### TASK TO COMPLETE
Give the total of lines holding the word "JSON" in the records below, and nothing else.

[TASK INPUTS — start]

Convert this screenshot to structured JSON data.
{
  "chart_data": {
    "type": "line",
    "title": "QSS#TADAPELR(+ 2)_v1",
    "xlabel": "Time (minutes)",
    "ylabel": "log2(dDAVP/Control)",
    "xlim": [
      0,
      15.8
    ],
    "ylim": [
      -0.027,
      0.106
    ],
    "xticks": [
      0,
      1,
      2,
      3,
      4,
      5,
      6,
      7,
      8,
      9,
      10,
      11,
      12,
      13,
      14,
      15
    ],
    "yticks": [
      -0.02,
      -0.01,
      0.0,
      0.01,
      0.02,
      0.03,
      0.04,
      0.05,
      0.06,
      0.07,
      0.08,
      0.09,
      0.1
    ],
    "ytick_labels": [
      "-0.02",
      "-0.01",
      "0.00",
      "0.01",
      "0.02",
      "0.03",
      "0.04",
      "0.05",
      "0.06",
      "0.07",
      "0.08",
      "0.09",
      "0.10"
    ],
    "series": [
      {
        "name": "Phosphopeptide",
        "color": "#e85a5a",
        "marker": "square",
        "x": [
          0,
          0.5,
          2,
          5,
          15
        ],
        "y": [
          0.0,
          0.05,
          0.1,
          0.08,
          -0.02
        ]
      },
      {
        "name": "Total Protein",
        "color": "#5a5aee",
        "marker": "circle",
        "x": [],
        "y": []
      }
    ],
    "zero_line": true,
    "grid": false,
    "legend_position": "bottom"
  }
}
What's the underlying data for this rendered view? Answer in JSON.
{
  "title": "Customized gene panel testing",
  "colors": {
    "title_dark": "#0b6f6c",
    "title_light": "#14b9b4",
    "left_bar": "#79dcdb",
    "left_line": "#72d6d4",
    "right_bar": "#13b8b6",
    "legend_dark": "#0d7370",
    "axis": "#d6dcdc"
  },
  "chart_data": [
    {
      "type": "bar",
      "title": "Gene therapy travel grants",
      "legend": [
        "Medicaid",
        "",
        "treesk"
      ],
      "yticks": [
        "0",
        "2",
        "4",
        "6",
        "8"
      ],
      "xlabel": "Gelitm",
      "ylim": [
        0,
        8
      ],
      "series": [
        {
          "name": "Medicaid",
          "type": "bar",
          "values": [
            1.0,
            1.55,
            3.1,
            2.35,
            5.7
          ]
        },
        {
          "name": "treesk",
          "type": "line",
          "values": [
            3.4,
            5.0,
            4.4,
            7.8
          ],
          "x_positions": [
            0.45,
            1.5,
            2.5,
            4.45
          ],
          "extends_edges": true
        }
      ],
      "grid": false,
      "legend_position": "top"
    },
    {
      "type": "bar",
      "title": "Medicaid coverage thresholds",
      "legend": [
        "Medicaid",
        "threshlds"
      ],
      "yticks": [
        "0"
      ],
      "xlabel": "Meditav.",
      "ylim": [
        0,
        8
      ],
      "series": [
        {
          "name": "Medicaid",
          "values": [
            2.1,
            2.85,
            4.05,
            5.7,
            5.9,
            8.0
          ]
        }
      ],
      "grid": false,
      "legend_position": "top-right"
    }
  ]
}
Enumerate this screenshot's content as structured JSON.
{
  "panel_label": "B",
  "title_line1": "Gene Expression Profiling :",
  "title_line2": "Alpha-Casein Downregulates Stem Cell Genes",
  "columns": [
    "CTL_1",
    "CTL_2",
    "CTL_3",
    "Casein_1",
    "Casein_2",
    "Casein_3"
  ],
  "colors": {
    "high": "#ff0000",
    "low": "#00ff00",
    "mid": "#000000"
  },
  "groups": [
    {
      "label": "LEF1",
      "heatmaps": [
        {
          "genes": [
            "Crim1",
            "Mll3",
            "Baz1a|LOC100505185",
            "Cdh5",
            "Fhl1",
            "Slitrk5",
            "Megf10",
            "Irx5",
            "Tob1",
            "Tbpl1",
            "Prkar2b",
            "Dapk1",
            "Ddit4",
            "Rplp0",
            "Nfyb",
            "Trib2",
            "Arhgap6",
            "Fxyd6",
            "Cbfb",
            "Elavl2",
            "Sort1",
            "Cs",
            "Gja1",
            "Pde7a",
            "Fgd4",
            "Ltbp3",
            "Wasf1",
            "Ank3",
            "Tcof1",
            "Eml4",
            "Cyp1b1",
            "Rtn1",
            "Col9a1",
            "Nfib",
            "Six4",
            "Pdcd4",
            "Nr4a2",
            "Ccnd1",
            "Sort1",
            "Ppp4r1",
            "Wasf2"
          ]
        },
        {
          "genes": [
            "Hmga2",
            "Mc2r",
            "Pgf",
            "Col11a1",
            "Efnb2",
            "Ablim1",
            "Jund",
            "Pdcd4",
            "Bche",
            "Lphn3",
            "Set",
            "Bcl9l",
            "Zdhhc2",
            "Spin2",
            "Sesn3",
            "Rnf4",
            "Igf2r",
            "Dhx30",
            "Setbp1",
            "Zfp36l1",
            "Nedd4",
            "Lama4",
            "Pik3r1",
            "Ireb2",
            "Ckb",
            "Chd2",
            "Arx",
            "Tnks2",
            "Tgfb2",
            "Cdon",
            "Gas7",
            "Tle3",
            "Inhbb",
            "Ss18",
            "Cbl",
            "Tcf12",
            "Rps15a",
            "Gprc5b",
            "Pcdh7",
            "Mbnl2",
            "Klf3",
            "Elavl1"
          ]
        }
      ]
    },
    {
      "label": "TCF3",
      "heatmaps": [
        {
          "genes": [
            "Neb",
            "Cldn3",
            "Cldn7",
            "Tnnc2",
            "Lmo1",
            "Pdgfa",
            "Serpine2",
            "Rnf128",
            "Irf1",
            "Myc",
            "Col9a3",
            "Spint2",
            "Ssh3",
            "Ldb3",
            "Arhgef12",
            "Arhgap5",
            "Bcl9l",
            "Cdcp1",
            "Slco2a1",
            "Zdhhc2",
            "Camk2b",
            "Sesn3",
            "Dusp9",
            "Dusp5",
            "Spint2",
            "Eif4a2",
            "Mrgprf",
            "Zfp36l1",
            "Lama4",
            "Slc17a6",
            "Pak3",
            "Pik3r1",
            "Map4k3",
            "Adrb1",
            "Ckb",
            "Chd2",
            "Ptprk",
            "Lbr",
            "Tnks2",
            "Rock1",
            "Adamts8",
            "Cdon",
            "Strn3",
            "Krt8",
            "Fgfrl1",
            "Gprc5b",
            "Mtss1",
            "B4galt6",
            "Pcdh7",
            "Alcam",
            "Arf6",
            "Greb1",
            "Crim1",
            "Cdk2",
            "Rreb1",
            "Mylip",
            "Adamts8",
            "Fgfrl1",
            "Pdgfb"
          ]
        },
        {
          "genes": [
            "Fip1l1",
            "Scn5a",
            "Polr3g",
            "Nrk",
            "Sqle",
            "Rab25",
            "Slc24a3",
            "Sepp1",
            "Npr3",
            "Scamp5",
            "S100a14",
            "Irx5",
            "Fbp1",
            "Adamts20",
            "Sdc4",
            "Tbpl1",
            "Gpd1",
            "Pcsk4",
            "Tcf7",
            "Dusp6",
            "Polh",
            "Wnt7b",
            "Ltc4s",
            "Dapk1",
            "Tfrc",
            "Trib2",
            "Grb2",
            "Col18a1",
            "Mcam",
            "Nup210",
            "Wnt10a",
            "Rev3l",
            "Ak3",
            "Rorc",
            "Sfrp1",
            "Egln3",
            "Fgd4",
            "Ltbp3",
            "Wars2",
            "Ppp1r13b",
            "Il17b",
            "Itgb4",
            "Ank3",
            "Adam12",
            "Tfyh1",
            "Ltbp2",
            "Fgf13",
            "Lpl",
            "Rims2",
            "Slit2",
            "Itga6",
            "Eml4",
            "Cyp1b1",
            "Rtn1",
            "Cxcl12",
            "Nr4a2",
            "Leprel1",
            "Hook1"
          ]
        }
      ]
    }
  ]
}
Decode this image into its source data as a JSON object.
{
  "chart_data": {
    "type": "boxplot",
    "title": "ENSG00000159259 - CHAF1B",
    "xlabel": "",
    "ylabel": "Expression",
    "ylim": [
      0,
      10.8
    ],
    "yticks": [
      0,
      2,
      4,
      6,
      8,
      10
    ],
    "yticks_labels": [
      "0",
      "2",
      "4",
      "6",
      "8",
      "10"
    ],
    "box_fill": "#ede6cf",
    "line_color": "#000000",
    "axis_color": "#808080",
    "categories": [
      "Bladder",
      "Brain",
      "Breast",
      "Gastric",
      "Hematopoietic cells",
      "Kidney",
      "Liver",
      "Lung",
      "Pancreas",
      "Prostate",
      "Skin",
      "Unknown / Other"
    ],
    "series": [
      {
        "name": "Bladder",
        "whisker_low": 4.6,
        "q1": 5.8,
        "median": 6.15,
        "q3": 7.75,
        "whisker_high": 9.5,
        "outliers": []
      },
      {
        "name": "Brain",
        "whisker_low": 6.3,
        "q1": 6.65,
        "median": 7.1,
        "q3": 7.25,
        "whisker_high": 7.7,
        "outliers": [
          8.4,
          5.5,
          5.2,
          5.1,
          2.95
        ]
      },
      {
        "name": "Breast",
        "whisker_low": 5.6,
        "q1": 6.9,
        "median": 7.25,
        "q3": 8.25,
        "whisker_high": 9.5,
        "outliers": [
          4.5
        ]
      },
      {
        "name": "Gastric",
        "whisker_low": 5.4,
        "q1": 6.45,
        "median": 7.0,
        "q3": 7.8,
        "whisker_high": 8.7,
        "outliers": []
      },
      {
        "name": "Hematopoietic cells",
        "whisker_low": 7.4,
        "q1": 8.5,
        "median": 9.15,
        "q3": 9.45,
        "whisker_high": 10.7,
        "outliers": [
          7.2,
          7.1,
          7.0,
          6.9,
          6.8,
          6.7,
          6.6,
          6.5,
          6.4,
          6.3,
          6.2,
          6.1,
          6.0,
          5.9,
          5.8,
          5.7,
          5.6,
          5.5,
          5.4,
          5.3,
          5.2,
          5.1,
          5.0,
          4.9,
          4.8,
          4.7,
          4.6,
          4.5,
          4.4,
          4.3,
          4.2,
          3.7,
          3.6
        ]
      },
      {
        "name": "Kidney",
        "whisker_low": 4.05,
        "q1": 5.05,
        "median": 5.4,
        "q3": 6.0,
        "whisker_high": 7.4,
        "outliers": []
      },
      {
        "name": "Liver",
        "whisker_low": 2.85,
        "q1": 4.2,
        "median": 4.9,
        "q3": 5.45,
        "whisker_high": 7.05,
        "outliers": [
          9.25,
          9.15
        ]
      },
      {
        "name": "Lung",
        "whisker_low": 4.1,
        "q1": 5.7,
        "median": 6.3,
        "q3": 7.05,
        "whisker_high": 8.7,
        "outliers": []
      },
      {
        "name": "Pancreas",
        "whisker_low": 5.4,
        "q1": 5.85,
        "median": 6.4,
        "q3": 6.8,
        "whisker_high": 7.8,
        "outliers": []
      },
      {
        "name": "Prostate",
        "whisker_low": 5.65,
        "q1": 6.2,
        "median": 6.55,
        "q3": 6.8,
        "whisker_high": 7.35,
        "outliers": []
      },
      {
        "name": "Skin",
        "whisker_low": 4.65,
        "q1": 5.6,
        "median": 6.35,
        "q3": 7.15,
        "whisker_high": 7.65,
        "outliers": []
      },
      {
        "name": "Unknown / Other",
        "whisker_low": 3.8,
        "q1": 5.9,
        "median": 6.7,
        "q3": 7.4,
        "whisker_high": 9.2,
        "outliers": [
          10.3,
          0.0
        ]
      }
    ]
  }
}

[TASK INPUTS — finish]

### FINAL ANSWER
4